* **Challenge**:
The data below should be printed in full, exactly, and without any of its images.

Extracted data entries
○ ○ ○ ○ ○

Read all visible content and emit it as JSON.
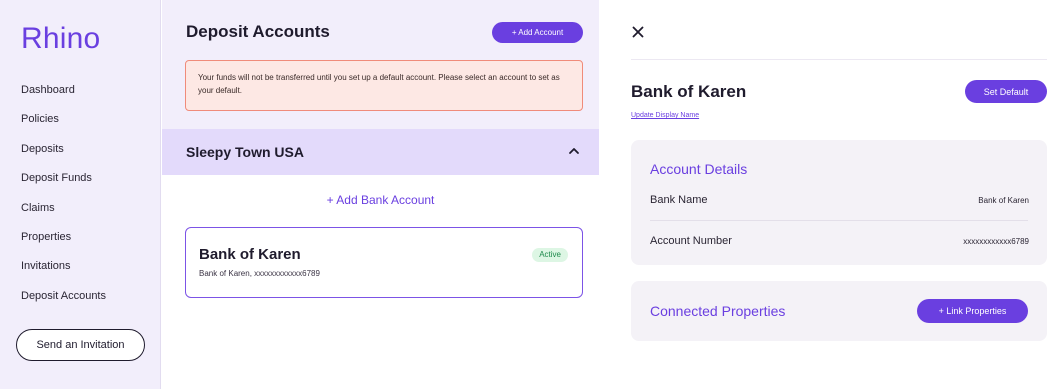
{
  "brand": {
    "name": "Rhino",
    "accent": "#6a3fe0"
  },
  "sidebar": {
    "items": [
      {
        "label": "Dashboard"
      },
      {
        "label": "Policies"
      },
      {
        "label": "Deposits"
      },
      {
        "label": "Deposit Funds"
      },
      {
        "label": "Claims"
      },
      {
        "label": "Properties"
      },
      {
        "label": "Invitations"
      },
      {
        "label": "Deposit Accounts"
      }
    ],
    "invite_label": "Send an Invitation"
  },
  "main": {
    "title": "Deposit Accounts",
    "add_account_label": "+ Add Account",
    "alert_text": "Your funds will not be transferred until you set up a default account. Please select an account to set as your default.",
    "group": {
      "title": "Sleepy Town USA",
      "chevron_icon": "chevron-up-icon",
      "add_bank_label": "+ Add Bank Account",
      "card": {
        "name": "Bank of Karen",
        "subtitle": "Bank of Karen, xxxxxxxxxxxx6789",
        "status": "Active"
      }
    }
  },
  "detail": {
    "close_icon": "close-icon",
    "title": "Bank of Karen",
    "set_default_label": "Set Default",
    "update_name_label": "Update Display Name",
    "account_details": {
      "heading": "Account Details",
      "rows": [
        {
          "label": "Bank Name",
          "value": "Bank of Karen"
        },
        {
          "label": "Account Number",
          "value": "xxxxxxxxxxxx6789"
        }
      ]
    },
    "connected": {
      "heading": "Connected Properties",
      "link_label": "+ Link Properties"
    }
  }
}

○ ○ ○ ○ ○

* **Written solution**:
Read all visible content and emit it as JSON.
{
  "brand": {
    "name": "Rhino",
    "accent": "#6a3fe0"
  },
  "sidebar": {
    "items": [
      {
        "label": "Dashboard"
      },
      {
        "label": "Policies"
      },
      {
        "label": "Deposits"
      },
      {
        "label": "Deposit Funds"
      },
      {
        "label": "Claims"
      },
      {
        "label": "Properties"
      },
      {
        "label": "Invitations"
      },
      {
        "label": "Deposit Accounts"
      }
    ],
    "invite_label": "Send an Invitation"
  },
  "main": {
    "title": "Deposit Accounts",
    "add_account_label": "+ Add Account",
    "alert_text": "Your funds will not be transferred until you set up a default account. Please select an account to set as your default.",
    "group": {
      "title": "Sleepy Town USA",
      "chevron_icon": "chevron-up-icon",
      "add_bank_label": "+ Add Bank Account",
      "card": {
        "name": "Bank of Karen",
        "subtitle": "Bank of Karen, xxxxxxxxxxxx6789",
        "status": "Active"
      }
    }
  },
  "detail": {
    "close_icon": "close-icon",
    "title": "Bank of Karen",
    "set_default_label": "Set Default",
    "update_name_label": "Update Display Name",
    "account_details": {
      "heading": "Account Details",
      "rows": [
        {
          "label": "Bank Name",
          "value": "Bank of Karen"
        },
        {
          "label": "Account Number",
          "value": "xxxxxxxxxxxx6789"
        }
      ]
    },
    "connected": {
      "heading": "Connected Properties",
      "link_label": "+ Link Properties"
    }
  }
}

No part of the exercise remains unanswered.